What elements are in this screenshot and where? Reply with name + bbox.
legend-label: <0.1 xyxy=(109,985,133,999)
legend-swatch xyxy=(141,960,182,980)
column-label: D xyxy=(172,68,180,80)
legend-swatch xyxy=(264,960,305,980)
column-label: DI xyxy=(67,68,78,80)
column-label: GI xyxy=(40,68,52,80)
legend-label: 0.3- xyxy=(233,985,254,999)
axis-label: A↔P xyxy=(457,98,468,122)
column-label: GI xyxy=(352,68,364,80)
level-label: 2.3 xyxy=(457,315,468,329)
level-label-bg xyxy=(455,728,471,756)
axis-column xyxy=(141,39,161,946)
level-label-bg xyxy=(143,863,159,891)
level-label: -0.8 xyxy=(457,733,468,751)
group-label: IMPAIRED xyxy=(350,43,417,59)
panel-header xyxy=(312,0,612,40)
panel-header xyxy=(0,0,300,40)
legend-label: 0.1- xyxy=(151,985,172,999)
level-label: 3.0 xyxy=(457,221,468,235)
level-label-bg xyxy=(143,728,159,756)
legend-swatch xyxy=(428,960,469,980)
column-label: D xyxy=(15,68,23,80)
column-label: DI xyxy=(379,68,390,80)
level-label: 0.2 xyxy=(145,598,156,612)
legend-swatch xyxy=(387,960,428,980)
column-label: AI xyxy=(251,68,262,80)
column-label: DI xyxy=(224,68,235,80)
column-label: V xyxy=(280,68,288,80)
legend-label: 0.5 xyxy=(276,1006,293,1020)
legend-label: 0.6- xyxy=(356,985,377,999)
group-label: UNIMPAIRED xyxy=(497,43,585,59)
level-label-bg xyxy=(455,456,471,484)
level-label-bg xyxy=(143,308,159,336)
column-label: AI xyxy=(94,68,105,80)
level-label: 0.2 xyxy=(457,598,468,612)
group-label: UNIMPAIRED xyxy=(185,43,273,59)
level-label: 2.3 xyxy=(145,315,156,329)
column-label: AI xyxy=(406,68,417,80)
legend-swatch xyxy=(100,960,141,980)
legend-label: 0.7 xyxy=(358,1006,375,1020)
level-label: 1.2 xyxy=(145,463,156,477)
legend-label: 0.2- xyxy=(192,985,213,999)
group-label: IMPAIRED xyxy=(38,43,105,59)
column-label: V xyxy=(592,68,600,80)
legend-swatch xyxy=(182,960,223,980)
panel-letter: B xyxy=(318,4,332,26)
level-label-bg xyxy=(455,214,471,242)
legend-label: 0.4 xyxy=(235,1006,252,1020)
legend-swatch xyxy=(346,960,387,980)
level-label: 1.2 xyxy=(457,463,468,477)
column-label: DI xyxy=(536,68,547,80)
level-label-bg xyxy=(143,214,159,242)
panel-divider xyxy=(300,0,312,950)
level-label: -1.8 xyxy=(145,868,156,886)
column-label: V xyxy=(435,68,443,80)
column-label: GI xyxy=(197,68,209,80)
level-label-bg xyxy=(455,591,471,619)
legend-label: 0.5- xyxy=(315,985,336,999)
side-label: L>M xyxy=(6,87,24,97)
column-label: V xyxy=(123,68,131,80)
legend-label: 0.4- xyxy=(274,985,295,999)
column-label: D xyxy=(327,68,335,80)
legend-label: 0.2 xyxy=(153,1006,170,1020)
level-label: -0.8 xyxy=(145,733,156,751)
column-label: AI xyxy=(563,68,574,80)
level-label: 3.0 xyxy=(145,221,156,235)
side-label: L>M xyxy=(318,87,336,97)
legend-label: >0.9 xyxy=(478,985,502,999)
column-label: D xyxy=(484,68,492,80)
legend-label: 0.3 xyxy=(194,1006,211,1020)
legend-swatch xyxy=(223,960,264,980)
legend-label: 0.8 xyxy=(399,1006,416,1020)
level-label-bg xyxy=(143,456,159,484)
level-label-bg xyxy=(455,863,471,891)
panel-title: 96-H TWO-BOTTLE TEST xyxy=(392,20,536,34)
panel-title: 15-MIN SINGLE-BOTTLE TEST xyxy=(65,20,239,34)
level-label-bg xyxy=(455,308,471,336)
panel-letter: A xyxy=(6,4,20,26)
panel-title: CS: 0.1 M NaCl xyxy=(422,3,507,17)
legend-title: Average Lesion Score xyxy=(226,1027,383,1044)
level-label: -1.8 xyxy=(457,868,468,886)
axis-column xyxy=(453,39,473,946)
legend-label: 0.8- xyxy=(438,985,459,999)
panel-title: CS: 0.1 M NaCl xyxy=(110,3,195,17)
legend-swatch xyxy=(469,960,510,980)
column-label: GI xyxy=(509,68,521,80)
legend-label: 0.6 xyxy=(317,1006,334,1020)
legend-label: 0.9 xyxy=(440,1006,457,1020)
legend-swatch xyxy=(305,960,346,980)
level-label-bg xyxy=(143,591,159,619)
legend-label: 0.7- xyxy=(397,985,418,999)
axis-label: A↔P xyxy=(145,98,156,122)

##########

ПИСЬМЕННОЕ ЗАДАНИЕ: Перепишите все приведенные выше строки дословно, не внося никаких изменений.

ОТВЕТ К УПРАЖНЕНИЮ:
What elements are in this screenshot and where? Reply with name + bbox.
legend-label: <0.1 xyxy=(109,985,133,999)
legend-swatch xyxy=(141,960,182,980)
column-label: D xyxy=(172,68,180,80)
legend-swatch xyxy=(264,960,305,980)
column-label: DI xyxy=(67,68,78,80)
column-label: GI xyxy=(40,68,52,80)
legend-label: 0.3- xyxy=(233,985,254,999)
axis-label: A↔P xyxy=(457,98,468,122)
column-label: GI xyxy=(352,68,364,80)
level-label: 2.3 xyxy=(457,315,468,329)
level-label-bg xyxy=(455,728,471,756)
axis-column xyxy=(141,39,161,946)
level-label-bg xyxy=(143,863,159,891)
level-label: -0.8 xyxy=(457,733,468,751)
group-label: IMPAIRED xyxy=(350,43,417,59)
panel-header xyxy=(312,0,612,40)
panel-header xyxy=(0,0,300,40)
legend-label: 0.1- xyxy=(151,985,172,999)
level-label: 3.0 xyxy=(457,221,468,235)
level-label-bg xyxy=(143,728,159,756)
legend-swatch xyxy=(428,960,469,980)
column-label: D xyxy=(15,68,23,80)
column-label: DI xyxy=(379,68,390,80)
level-label: 0.2 xyxy=(145,598,156,612)
legend-swatch xyxy=(387,960,428,980)
column-label: AI xyxy=(251,68,262,80)
column-label: DI xyxy=(224,68,235,80)
column-label: V xyxy=(280,68,288,80)
legend-label: 0.5 xyxy=(276,1006,293,1020)
legend-label: 0.6- xyxy=(356,985,377,999)
group-label: UNIMPAIRED xyxy=(497,43,585,59)
level-label-bg xyxy=(455,456,471,484)
level-label-bg xyxy=(143,308,159,336)
column-label: AI xyxy=(94,68,105,80)
level-label: 0.2 xyxy=(457,598,468,612)
group-label: UNIMPAIRED xyxy=(185,43,273,59)
level-label: 2.3 xyxy=(145,315,156,329)
column-label: AI xyxy=(406,68,417,80)
legend-swatch xyxy=(100,960,141,980)
legend-label: 0.7 xyxy=(358,1006,375,1020)
level-label: 1.2 xyxy=(145,463,156,477)
legend-label: 0.2- xyxy=(192,985,213,999)
group-label: IMPAIRED xyxy=(38,43,105,59)
column-label: V xyxy=(592,68,600,80)
legend-swatch xyxy=(182,960,223,980)
panel-letter: B xyxy=(318,4,332,26)
level-label-bg xyxy=(455,214,471,242)
legend-label: 0.4 xyxy=(235,1006,252,1020)
legend-swatch xyxy=(346,960,387,980)
level-label: 1.2 xyxy=(457,463,468,477)
column-label: DI xyxy=(536,68,547,80)
level-label-bg xyxy=(143,214,159,242)
panel-divider xyxy=(300,0,312,950)
level-label: -1.8 xyxy=(145,868,156,886)
column-label: V xyxy=(435,68,443,80)
column-label: GI xyxy=(197,68,209,80)
level-label-bg xyxy=(455,591,471,619)
legend-label: 0.5- xyxy=(315,985,336,999)
side-label: L>M xyxy=(6,87,24,97)
column-label: V xyxy=(123,68,131,80)
legend-label: 0.4- xyxy=(274,985,295,999)
column-label: D xyxy=(327,68,335,80)
legend-label: 0.2 xyxy=(153,1006,170,1020)
level-label: -0.8 xyxy=(145,733,156,751)
column-label: AI xyxy=(563,68,574,80)
level-label: 3.0 xyxy=(145,221,156,235)
side-label: L>M xyxy=(318,87,336,97)
legend-label: >0.9 xyxy=(478,985,502,999)
column-label: D xyxy=(484,68,492,80)
legend-label: 0.3 xyxy=(194,1006,211,1020)
legend-swatch xyxy=(223,960,264,980)
legend-label: 0.8 xyxy=(399,1006,416,1020)
level-label-bg xyxy=(143,456,159,484)
level-label-bg xyxy=(455,863,471,891)
panel-title: 96-H TWO-BOTTLE TEST xyxy=(392,20,536,34)
panel-title: 15-MIN SINGLE-BOTTLE TEST xyxy=(65,20,239,34)
level-label-bg xyxy=(455,308,471,336)
panel-letter: A xyxy=(6,4,20,26)
panel-title: CS: 0.1 M NaCl xyxy=(422,3,507,17)
legend-title: Average Lesion Score xyxy=(226,1027,383,1044)
level-label: -1.8 xyxy=(457,868,468,886)
axis-column xyxy=(453,39,473,946)
legend-label: 0.8- xyxy=(438,985,459,999)
panel-title: CS: 0.1 M NaCl xyxy=(110,3,195,17)
legend-swatch xyxy=(469,960,510,980)
column-label: GI xyxy=(509,68,521,80)
legend-label: 0.6 xyxy=(317,1006,334,1020)
legend-label: 0.9 xyxy=(440,1006,457,1020)
legend-swatch xyxy=(305,960,346,980)
level-label-bg xyxy=(143,591,159,619)
legend-label: 0.7- xyxy=(397,985,418,999)
axis-label: A↔P xyxy=(145,98,156,122)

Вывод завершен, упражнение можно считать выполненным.